- _Source document_:
====================

I have 2 paradise (male and female) they seems to be breeding right now but as I keep in the same aquarium fry of gouramis , the babies hardly can come out of the eggs because these little devils catch them and eat immediately. I have 4 toddlers of blue spot gourami father and golden gourami mother who recently devoured my snail and tried to snap another one. I urgently need to rid of of those litte devils. They are unpredictable.
Another problem that adult gouramis who livein 20 galon aquarium just erradicated all the plants which grew in aquarium. What to do? As about your problem I have a similar one. I have 13 adult fish living in two separate aquariums.Still I have to rid off the little blue devils who are about a month old.


----------



## bettalover2033 (Feb 17, 2010)

dramaqueen said:


> I can see both sides of this. Curlyfatbottom doesn't want to sell or give people bad fish. They are his fish to do whatever he wants with them. If they are badly deformed and wouldn't have a good quality life then I really don't see a problem with what he wants to do. A lot of breeders will feed culls to other fish. On the other hand, Bettalover2033 wants to give some of them a home. I think it's a nice thing to do but it's only fair for Bettalover to pay all shipping costs. Curlyfatbottom shouldn't have to foot the bill, especially since he didn't intend on rehoming deformed fish in the first place.


Well I was going to pay for the cost anyway. I wasnt going to let him pay for the fish to be shipped out meanwhile he can save his money and do better with it.

-BL2033


----------



## Curlyfatbottom (Sep 29, 2011)

As a breeder you have to make so hard choice.
Sometime you have to do what's best. Yes thing we do might be right through some people eye and not through other. It's are responsibility to take care of are mess.
_Posted via Mobile Device_


----------



## bettalover2033 (Feb 17, 2010)

====================

- _Given data_:
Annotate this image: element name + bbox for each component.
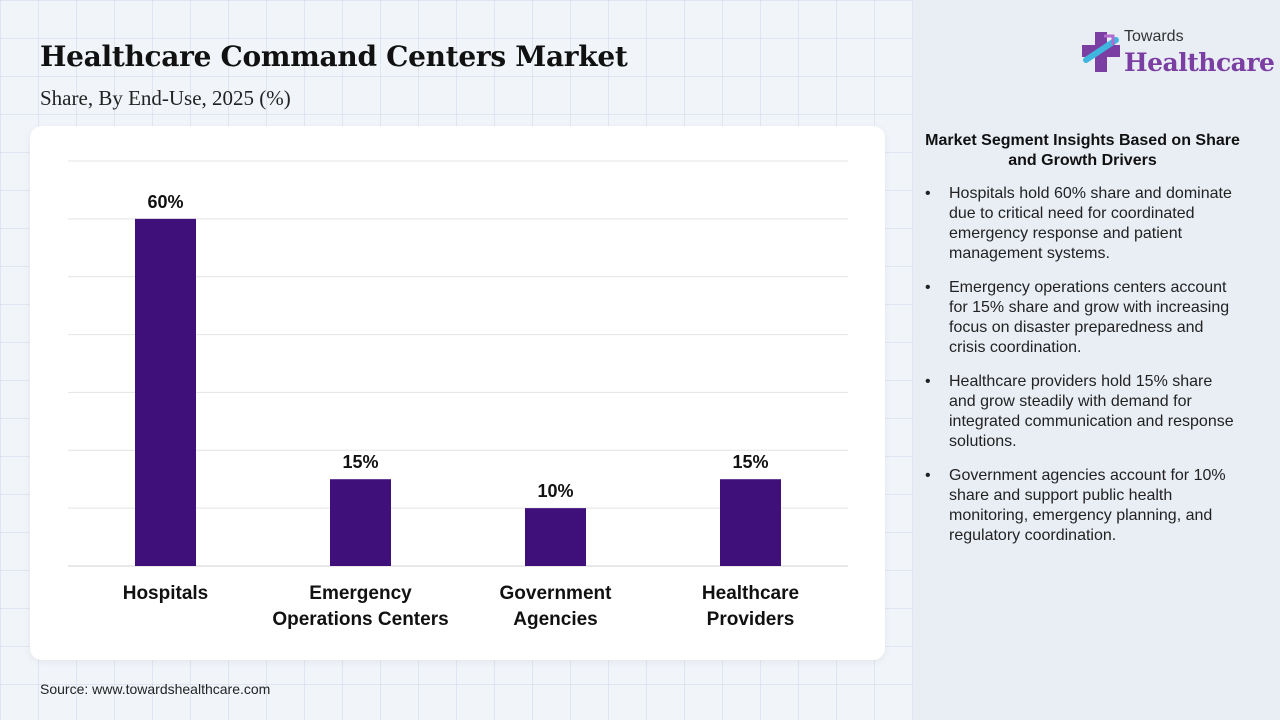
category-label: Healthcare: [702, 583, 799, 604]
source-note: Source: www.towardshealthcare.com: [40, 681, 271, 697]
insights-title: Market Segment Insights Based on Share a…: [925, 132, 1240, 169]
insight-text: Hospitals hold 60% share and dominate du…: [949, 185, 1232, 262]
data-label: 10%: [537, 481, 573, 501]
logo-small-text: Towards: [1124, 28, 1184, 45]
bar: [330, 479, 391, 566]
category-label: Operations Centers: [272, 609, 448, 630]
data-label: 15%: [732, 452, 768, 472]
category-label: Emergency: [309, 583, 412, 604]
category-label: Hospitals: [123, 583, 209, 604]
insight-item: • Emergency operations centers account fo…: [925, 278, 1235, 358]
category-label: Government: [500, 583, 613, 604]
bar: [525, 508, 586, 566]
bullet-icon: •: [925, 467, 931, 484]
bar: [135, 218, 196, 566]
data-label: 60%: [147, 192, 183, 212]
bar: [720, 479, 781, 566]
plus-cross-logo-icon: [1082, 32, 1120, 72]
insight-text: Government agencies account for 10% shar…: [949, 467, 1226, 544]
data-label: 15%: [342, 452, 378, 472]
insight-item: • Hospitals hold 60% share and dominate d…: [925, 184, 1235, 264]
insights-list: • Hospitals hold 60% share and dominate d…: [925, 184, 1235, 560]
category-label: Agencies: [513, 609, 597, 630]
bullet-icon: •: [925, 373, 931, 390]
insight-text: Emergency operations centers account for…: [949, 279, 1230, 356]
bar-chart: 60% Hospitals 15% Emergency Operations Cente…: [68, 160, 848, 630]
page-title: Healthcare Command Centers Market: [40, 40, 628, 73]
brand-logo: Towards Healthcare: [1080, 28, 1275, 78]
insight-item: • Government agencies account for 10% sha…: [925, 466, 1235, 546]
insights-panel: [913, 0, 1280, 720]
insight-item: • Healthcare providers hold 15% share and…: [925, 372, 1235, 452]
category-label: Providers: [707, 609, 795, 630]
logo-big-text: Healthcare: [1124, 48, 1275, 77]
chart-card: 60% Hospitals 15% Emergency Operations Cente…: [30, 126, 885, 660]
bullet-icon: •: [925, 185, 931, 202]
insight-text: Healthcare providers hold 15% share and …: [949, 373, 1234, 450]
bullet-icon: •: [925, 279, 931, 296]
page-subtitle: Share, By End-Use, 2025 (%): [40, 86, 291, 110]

====================

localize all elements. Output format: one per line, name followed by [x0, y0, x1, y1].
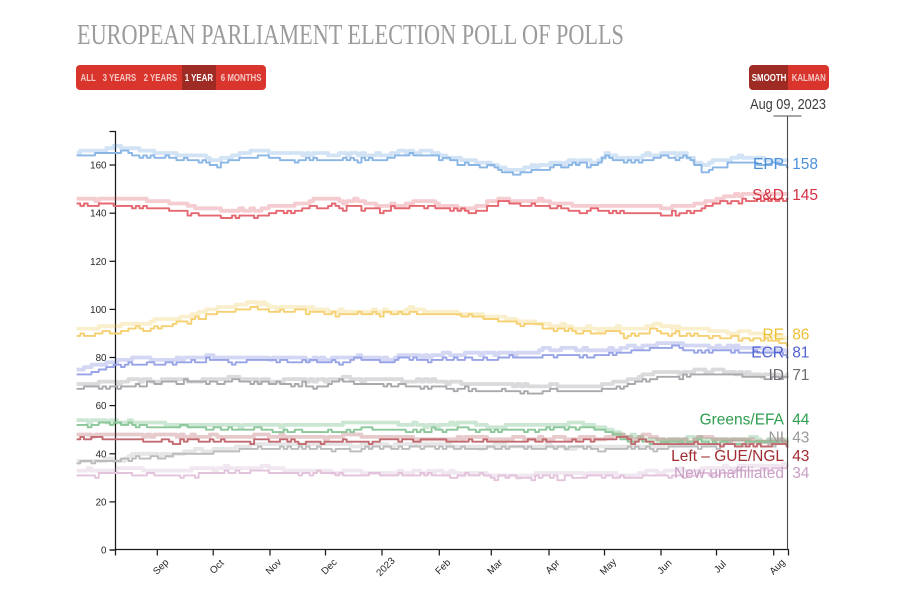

====================

- _Requirement A_: Please repeat the passage of the fish-breeding forum thread between "I have 2 paradise" and "They are unpredictable.", inclusive.
- _Requirement B_: Finish out the next part of the fish-breeding forum thread, picking up from the point where it stops.

- _Written response A_:
I have 2 paradise (male and female) they seems to be breeding right now but as I keep in the same aquarium fry of gouramis , the babies hardly can come out of the eggs because these little devils catch them and eat immediately. I have 4 toddlers of blue spot gourami father and golden gourami mother who recently devoured my snail and tried to snap another one. I urgently need to rid of of those litte devils. They are unpredictable.

- _Written response B_:
Exactly. Its like one shipper said that if there was a DOA, then you must cut of the fish's head and take a picture of the dead fish. I couldn't believe my eyes when i read that and he said if you cannot do that then dont bid on my fish.

-BL2033


----------



## JAB91 (Aug 30, 2011)

BL2033: That person is just cruel and evil. That is some sydistic stuff right there. 

And Curlyfatbottom i know. mine are starting to show blue iridescense. one is huge and some of the others are pretty small still. How do you keep your tubifex worms alive? because i bought an ounce worth of worms and put them in a glass jar and next day they were all mostly dead. :[


----------



## Curlyfatbottom (Sep 29, 2011)

Keep the bag that they give you.
Throw them in the refrigerator.
Clean them every time you feed your fish.


----------



## bettalover2033 (Feb 17, 2010)

JAB91 said:


> BL2033: That person is just cruel and evil. That is some sydistic stuff right there.


Well other people would be able to do it, but I wouldn't so i just didnt even think of bidding on that one!

-BL2033


----------



## Curlyfatbottom (Sep 29, 2011)

if you can't cull/kill.
you shouldn't breed


----------



## bettalover2033 (Feb 17, 2010)

Curlyfatbottom said:


> if you can't cull/kill.
> you shouldn't breed


I agree, but chop off a dead fish's head? I wouldnt be able to do that.

I think the most humane way would be to freeze them. Only because I have NEVER had to cull because i have never had one.

-BL2033


----------



## BeautifulBetta (Nov 12, 2011)

Yeah cutting off the head seems a little...wrong...Like, I'd feel bad enough it died, now they want you to maime it more? I can cull, I've had to do it, but I don't think I could do that to a dead fish. :/


----------



## Curlyfatbottom (Sep 29, 2011)

U mean dumping them in ice cold water.


----------



## bettalover2033 (Feb 17, 2010)

Curlyfatbottom said:


> U mean dumping them in ice cold water.



Not exactly. I mean like putting them in a smaller container that will be less water thus making the process faster. Also the fish would just freeze and die, Then you can flush without making him or her go through the torture.

-BL2033


----------



## Curlyfatbottom (Sep 29, 2011)

I think your way is more suffering to the fish.
Cause it will take hours until the fish going to die.
If your going to cull.
Make it as fast as possible.


----------



## mountaintrout (Nov 24, 2011)

I've found out so many times that free has an open end payment ....dogs...cats...fish...but that is t&e dad coming out in me......please dad! Its FREE ......


----------



## bettalover2033 (Feb 17, 2010)

I dont understand what your saying mountaintrout.

-BL2033


----------



## bettafish15 (Oct 3, 2010)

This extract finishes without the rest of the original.